What you have to do
Go through the records and copy each line where the word "Letzte" occurs.
** BEGIN Excerpted data **
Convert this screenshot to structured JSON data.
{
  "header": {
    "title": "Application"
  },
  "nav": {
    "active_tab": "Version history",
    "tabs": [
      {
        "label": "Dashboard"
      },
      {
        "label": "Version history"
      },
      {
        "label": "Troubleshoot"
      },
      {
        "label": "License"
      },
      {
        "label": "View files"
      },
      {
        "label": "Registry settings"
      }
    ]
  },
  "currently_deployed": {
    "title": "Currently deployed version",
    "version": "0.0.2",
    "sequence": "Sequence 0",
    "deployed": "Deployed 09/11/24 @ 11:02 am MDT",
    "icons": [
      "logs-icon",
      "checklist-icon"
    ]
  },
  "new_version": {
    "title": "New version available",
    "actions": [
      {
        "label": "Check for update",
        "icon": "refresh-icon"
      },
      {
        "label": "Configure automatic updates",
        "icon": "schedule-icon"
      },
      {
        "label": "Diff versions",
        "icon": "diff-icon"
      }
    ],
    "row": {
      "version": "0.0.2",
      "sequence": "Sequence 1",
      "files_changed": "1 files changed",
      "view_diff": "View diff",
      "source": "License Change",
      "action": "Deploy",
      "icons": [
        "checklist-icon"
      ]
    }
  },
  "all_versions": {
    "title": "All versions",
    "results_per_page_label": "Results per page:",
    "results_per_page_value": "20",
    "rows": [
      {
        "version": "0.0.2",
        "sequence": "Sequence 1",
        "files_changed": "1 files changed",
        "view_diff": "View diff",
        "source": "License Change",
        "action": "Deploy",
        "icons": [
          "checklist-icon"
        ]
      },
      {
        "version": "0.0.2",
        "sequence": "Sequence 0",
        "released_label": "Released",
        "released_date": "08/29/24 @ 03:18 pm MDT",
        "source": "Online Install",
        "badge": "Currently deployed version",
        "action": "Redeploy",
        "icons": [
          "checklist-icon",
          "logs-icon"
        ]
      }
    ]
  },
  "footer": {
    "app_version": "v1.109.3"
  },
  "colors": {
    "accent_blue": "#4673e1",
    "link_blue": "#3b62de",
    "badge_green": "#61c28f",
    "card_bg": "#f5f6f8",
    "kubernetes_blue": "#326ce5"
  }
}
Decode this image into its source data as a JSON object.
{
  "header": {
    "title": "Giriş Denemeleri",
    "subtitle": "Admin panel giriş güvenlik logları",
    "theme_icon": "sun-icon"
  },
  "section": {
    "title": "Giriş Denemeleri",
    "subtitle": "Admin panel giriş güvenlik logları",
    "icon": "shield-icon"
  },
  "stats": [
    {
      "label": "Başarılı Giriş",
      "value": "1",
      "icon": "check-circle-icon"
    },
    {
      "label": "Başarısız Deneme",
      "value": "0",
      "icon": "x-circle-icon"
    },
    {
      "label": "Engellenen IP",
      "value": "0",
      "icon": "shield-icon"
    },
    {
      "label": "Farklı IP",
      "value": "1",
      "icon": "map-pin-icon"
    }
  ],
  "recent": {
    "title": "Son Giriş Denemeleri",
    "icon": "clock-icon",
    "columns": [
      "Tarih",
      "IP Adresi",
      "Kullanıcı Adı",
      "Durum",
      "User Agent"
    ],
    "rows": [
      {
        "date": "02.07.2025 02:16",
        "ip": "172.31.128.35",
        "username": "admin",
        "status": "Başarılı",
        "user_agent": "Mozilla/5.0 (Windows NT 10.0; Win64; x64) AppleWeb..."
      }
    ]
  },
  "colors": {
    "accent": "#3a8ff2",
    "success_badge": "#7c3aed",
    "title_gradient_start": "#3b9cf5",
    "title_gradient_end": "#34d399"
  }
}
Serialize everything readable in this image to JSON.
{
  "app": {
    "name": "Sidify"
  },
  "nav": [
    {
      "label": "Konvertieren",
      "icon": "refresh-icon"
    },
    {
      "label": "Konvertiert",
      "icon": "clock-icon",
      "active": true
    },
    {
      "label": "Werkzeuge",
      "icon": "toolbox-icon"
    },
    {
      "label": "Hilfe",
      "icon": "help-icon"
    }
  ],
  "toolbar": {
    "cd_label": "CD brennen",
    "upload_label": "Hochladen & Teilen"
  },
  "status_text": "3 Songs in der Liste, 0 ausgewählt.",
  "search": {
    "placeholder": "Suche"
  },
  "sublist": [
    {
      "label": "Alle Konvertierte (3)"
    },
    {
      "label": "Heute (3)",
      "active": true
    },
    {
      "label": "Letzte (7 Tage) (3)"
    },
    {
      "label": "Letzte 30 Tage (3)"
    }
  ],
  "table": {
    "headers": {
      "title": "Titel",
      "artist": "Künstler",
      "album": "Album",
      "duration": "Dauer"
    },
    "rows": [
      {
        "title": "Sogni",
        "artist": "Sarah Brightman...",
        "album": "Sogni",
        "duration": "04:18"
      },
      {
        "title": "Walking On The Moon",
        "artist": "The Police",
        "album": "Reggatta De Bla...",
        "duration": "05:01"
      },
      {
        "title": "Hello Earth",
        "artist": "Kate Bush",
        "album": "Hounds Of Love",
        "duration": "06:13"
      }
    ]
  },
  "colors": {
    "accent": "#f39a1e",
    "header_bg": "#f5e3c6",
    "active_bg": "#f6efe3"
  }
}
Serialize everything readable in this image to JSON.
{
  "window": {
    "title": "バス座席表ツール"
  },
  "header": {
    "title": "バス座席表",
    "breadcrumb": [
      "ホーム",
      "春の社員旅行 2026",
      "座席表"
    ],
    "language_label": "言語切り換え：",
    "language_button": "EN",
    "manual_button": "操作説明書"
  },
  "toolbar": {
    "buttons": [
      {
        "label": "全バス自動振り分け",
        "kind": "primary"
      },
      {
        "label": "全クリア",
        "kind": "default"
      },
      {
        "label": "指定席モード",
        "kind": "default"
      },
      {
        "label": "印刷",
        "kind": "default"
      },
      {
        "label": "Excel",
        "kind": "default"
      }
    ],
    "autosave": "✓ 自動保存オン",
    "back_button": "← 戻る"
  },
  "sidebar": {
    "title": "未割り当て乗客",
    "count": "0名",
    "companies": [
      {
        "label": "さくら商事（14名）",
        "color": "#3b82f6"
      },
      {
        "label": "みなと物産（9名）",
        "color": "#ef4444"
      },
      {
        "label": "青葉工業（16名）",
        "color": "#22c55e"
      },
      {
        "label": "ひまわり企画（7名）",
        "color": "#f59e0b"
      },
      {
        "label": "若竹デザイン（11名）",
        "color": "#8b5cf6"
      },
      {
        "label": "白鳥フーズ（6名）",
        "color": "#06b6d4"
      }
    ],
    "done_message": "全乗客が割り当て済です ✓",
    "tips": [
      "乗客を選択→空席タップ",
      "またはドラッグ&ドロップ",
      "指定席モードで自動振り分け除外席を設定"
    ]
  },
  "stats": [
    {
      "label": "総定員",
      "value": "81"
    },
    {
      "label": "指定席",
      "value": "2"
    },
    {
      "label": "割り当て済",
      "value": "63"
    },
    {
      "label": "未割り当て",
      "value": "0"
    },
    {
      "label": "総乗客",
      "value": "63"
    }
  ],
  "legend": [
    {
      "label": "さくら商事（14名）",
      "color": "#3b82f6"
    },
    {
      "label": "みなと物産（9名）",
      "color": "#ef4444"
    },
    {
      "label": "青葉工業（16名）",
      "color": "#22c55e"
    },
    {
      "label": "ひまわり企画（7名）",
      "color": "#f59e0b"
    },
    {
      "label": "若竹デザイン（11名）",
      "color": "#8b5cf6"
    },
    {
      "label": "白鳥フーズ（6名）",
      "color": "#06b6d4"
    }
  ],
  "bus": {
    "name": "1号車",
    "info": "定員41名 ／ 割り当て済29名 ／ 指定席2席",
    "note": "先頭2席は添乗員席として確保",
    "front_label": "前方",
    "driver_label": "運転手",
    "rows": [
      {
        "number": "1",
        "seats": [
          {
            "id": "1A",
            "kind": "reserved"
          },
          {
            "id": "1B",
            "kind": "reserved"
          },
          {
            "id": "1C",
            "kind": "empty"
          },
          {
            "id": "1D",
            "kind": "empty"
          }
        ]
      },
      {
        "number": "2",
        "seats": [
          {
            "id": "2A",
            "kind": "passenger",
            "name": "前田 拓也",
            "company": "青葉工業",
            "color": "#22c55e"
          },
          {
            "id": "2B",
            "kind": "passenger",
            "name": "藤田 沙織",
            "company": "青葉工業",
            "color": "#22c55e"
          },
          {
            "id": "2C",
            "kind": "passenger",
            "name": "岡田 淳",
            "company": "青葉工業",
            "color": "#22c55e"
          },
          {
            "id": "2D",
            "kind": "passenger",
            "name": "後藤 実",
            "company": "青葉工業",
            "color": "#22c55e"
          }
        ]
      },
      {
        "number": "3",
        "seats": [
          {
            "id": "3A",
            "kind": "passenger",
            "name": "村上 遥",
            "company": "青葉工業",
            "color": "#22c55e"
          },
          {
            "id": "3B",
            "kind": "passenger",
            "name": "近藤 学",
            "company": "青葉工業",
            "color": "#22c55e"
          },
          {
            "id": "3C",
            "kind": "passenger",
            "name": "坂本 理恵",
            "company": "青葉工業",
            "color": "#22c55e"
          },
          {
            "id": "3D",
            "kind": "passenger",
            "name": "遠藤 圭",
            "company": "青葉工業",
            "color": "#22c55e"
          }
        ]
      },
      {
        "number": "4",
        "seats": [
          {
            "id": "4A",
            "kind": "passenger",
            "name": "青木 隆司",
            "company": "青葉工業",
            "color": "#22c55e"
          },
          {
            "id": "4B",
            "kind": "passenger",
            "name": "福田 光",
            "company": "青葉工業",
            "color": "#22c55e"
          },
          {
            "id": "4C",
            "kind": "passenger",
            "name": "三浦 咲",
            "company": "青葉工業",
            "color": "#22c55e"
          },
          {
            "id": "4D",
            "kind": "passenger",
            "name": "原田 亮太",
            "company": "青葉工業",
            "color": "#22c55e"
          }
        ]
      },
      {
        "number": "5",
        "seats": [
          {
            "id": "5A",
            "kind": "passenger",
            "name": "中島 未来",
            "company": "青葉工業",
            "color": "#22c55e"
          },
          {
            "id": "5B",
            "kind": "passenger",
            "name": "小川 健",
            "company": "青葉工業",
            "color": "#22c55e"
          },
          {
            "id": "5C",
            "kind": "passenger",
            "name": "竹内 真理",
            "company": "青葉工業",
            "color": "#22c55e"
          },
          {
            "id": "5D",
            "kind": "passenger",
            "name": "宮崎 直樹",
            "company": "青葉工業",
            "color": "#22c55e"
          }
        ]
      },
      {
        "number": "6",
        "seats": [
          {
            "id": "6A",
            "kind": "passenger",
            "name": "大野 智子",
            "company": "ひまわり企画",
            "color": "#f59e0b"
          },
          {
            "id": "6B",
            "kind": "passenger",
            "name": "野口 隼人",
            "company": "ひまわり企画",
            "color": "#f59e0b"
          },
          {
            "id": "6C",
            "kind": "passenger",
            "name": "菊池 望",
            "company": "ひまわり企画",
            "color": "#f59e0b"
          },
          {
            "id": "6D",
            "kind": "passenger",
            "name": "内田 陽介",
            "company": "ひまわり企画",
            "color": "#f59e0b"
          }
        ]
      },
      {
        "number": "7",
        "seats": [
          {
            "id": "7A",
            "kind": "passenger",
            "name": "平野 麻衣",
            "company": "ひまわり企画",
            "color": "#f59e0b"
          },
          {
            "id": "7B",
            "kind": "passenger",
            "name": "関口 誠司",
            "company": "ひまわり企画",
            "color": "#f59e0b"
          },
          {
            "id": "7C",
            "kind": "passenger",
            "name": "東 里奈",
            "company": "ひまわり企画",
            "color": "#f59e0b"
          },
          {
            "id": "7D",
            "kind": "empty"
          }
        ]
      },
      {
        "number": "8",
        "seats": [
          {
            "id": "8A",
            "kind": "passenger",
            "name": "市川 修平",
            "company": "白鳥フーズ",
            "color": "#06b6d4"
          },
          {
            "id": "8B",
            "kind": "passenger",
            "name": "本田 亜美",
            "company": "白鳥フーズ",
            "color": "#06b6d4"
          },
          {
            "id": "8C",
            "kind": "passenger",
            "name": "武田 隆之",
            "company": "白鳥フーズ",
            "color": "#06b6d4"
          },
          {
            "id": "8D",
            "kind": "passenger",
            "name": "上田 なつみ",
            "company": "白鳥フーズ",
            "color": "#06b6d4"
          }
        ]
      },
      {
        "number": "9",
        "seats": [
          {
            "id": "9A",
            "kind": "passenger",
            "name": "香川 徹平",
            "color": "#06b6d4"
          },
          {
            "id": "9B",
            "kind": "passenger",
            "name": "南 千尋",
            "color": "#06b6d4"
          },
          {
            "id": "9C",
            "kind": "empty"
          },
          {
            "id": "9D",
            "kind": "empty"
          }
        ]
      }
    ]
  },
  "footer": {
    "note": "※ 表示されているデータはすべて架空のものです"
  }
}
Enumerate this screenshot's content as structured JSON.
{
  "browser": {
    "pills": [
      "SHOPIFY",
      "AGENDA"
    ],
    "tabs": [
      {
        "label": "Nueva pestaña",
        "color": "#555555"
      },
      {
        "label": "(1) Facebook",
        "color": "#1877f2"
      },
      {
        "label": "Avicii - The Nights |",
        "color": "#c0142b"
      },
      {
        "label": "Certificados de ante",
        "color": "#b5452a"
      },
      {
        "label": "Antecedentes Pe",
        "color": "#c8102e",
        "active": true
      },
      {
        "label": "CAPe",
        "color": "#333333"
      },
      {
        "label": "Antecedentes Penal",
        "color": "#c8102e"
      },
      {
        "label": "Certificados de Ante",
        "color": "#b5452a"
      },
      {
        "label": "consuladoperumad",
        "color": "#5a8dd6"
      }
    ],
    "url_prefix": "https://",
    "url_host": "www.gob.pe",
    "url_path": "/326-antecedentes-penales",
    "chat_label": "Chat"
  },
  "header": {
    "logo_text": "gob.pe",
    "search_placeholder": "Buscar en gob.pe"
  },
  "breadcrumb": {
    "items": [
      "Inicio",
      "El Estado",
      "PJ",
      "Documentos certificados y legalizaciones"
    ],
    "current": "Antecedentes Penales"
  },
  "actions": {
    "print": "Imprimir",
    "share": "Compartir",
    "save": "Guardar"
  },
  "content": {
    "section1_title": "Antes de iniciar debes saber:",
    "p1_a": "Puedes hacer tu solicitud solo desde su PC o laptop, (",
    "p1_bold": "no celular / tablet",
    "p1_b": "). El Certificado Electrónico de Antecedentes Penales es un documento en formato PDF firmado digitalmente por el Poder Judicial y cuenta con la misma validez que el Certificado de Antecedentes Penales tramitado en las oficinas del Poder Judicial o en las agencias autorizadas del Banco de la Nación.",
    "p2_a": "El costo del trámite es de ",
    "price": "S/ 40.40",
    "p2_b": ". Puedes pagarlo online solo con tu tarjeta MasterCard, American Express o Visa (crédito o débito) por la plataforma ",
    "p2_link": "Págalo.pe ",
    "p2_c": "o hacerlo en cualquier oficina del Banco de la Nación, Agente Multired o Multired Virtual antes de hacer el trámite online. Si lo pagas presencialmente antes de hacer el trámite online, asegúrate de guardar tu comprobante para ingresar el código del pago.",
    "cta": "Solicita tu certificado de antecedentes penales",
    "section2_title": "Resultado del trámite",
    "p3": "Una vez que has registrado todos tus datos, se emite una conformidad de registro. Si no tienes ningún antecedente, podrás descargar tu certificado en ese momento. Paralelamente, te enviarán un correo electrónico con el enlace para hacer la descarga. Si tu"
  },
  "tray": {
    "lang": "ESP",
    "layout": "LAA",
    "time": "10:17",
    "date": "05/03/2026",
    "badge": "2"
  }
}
** END Excerpted data **
Solved exercise
      "label": "Letzte (7 Tage) (3)"
      "label": "Letzte 30 Tage (3)"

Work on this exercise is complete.